— Work required —
Lift out each line of the data that holds "name".

— Extracts from a graphics dataset —

⟨

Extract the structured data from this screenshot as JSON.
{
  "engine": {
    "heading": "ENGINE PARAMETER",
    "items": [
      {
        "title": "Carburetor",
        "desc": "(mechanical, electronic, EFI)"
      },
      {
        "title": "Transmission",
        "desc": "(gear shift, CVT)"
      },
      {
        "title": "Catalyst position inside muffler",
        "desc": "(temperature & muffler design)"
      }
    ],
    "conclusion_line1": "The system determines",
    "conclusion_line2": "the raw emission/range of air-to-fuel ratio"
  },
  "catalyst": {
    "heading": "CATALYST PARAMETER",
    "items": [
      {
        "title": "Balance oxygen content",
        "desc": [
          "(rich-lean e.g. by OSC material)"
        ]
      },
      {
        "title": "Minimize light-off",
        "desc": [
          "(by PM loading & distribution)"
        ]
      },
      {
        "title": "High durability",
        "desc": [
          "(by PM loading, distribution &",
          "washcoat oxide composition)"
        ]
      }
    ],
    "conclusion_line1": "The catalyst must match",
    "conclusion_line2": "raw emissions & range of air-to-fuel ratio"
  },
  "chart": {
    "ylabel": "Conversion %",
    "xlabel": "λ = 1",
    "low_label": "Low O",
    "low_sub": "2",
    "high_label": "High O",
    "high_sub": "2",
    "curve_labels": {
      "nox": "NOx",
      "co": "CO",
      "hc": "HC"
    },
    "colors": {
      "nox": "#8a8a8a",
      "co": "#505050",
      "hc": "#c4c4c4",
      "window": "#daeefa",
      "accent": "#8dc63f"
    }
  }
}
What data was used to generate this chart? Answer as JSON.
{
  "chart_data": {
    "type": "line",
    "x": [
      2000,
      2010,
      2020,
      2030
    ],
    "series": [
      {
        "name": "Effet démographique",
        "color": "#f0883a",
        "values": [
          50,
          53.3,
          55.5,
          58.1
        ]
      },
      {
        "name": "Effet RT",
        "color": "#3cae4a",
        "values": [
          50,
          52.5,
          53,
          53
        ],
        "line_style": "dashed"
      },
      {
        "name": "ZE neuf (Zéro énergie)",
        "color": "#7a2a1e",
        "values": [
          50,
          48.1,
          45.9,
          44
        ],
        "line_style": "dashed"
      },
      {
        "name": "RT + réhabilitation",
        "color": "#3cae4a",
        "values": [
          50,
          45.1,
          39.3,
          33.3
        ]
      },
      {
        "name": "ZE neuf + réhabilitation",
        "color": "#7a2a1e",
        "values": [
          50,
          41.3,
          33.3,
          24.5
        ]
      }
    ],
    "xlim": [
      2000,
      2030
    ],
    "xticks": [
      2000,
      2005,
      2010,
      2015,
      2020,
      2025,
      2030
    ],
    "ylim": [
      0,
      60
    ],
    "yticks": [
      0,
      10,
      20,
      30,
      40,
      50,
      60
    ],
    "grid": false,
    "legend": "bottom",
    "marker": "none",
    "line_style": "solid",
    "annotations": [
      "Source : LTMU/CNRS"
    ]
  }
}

⟩

— Exercise output —
        "name": "Effet démographique",
        "name": "Effet RT",
        "name": "ZE neuf (Zéro énergie)",
        "name": "RT + réhabilitation",
        "name": "ZE neuf + réhabilitation",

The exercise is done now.